Data entries:
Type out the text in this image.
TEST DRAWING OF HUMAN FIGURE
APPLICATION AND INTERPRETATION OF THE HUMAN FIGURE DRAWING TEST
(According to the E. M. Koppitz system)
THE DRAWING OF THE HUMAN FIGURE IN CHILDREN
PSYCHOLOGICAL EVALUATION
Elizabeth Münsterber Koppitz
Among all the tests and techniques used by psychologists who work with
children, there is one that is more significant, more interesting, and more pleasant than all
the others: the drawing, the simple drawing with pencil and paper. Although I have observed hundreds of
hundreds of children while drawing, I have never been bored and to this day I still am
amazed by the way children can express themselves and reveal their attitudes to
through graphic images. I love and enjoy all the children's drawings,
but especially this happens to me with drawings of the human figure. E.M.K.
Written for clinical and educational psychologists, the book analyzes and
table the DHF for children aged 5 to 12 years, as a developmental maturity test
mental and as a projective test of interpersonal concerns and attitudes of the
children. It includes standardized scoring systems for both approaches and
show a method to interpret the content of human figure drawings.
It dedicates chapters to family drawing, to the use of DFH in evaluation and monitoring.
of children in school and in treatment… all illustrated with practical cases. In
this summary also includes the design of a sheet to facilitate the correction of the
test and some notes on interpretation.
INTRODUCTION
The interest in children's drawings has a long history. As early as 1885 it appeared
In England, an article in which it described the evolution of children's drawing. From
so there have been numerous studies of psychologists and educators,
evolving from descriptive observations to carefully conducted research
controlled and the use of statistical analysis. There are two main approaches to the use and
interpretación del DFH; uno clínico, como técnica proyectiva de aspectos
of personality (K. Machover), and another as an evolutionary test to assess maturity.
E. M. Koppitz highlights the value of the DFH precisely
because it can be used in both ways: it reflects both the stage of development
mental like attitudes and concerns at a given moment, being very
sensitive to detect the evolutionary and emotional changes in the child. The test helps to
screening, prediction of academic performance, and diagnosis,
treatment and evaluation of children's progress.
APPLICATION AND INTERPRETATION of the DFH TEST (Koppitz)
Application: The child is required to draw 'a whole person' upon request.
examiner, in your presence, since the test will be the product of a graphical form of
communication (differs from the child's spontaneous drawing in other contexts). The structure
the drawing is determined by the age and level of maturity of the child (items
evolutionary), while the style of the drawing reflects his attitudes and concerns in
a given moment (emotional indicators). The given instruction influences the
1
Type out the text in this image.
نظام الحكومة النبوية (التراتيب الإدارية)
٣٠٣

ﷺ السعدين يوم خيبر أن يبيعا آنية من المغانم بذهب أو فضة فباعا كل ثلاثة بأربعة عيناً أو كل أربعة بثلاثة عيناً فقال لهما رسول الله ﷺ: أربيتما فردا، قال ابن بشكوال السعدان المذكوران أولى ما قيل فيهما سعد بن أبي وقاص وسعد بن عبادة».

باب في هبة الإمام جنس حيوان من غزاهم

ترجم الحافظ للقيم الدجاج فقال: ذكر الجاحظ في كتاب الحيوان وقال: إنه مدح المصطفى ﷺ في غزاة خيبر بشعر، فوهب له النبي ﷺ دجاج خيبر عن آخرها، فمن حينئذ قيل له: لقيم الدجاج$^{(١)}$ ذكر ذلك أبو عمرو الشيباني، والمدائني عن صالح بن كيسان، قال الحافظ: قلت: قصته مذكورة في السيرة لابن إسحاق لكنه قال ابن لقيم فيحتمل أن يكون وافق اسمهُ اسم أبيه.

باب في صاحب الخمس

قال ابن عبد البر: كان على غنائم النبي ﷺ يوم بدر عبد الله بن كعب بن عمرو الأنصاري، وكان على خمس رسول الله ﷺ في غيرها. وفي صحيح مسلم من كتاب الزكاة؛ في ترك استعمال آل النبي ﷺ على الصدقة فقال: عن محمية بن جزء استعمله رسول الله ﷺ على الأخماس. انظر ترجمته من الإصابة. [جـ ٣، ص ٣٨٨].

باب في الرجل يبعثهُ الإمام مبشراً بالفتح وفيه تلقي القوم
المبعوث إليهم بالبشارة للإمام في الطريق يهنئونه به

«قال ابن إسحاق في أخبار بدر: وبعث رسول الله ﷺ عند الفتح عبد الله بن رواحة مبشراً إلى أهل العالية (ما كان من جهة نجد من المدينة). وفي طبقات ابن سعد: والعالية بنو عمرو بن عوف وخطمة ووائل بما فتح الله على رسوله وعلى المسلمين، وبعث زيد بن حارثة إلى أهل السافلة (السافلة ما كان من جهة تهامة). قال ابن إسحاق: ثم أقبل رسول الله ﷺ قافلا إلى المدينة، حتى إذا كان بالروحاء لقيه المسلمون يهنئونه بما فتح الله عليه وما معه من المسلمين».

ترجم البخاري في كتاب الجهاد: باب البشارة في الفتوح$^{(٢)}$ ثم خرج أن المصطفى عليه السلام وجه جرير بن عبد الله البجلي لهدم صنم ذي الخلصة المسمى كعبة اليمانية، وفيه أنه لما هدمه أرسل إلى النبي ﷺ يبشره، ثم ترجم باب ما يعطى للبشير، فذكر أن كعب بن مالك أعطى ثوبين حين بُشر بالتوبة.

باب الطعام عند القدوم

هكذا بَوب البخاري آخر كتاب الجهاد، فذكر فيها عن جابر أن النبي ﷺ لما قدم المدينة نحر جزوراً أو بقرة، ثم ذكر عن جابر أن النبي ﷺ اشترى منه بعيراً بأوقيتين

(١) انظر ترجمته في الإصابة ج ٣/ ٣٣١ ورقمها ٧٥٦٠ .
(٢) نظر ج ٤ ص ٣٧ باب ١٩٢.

---

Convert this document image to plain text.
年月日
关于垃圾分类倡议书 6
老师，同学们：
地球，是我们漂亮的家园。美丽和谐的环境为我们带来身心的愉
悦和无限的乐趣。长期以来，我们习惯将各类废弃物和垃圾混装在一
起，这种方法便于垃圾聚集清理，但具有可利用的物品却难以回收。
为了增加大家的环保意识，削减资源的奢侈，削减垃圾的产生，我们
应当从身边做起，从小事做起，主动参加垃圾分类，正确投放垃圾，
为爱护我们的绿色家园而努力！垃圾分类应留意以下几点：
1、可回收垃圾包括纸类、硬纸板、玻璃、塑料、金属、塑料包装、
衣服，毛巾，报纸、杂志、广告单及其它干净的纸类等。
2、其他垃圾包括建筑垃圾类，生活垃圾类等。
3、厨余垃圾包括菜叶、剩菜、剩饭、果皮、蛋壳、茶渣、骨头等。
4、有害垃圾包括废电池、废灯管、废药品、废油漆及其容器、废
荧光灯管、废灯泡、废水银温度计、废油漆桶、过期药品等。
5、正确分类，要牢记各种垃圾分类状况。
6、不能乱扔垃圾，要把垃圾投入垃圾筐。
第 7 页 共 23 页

- [Short problem]
In how many lines of the data does the string "فقال" appear? Give only the number.

- [Task result]
3